— BEGIN Records for this exercise —
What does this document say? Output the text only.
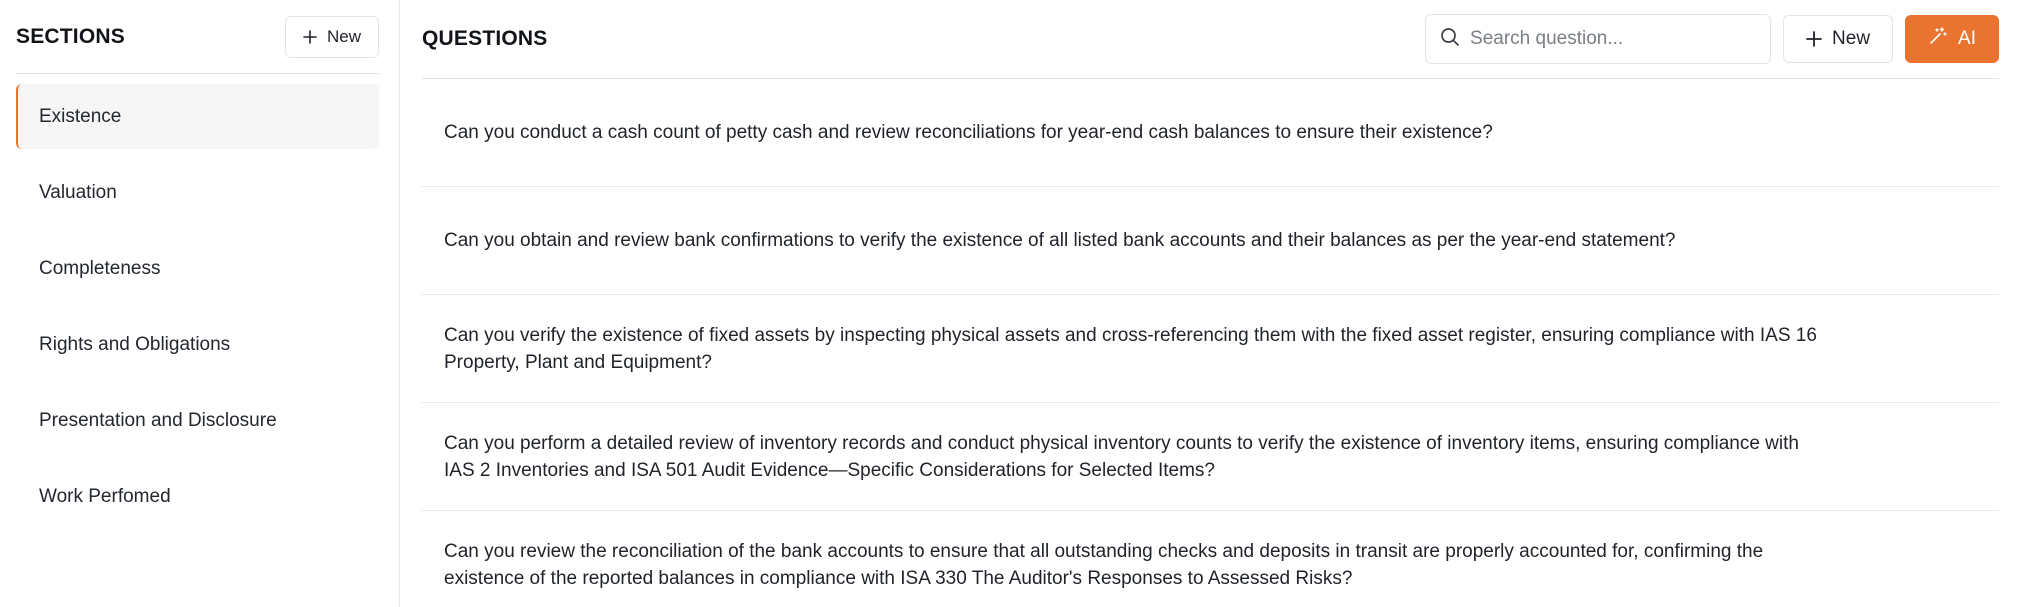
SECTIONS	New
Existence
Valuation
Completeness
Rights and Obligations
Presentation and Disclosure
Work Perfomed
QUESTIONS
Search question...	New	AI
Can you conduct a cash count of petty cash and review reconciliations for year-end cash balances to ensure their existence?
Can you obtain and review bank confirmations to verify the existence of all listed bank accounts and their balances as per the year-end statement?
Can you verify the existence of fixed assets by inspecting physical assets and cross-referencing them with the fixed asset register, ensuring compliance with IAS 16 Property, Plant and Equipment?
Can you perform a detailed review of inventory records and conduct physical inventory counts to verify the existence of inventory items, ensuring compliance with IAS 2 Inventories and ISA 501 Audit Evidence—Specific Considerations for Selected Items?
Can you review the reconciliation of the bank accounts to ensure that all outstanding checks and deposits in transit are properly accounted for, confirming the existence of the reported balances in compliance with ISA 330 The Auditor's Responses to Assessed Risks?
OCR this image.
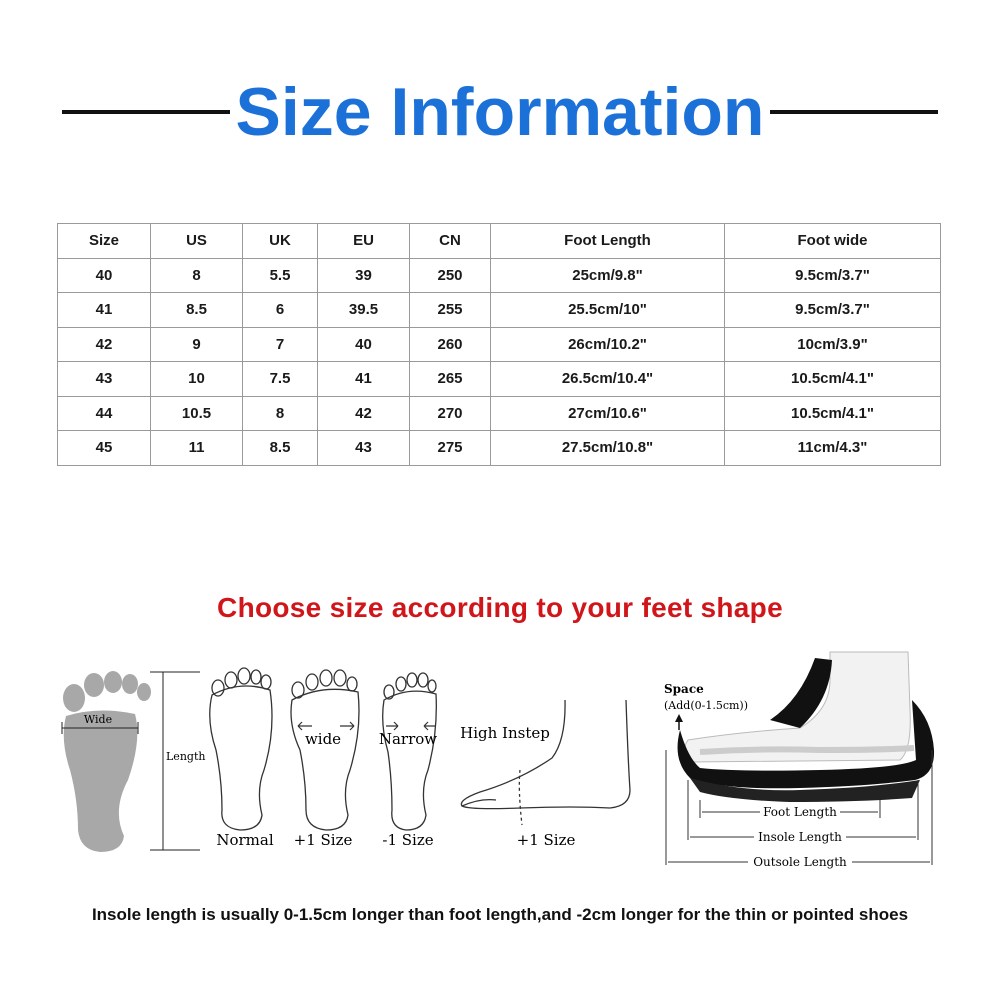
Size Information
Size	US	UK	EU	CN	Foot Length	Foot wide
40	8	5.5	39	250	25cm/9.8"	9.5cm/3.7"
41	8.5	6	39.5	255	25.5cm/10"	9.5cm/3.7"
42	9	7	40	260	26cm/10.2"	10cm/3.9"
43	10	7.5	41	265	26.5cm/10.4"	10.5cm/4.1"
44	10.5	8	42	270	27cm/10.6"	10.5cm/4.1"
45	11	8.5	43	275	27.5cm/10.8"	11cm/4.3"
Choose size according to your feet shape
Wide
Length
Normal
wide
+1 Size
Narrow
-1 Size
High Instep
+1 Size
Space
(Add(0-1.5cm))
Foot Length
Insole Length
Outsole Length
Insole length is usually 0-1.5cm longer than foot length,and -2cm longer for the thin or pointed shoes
— END Records for this exercise —
Return the entries unchanged, save for the pictures, which do not belong in the copy.

Worked solution
What does this document say? Output the text only.
SECTIONS	New
Existence
Valuation
Completeness
Rights and Obligations
Presentation and Disclosure
Work Perfomed
QUESTIONS
Search question...	New	AI
Can you conduct a cash count of petty cash and review reconciliations for year-end cash balances to ensure their existence?
Can you obtain and review bank confirmations to verify the existence of all listed bank accounts and their balances as per the year-end statement?
Can you verify the existence of fixed assets by inspecting physical assets and cross-referencing them with the fixed asset register, ensuring compliance with IAS 16 Property, Plant and Equipment?
Can you perform a detailed review of inventory records and conduct physical inventory counts to verify the existence of inventory items, ensuring compliance with IAS 2 Inventories and ISA 501 Audit Evidence—Specific Considerations for Selected Items?
Can you review the reconciliation of the bank accounts to ensure that all outstanding checks and deposits in transit are properly accounted for, confirming the existence of the reported balances in compliance with ISA 330 The Auditor's Responses to Assessed Risks?
OCR this image.
Size Information
Size	US	UK	EU	CN	Foot Length	Foot wide
40	8	5.5	39	250	25cm/9.8"	9.5cm/3.7"
41	8.5	6	39.5	255	25.5cm/10"	9.5cm/3.7"
42	9	7	40	260	26cm/10.2"	10cm/3.9"
43	10	7.5	41	265	26.5cm/10.4"	10.5cm/4.1"
44	10.5	8	42	270	27cm/10.6"	10.5cm/4.1"
45	11	8.5	43	275	27.5cm/10.8"	11cm/4.3"
Choose size according to your feet shape
Wide
Length
Normal
wide
+1 Size
Narrow
-1 Size
High Instep
+1 Size
Space
(Add(0-1.5cm))
Foot Length
Insole Length
Outsole Length
Insole length is usually 0-1.5cm longer than foot length,and -2cm longer for the thin or pointed shoes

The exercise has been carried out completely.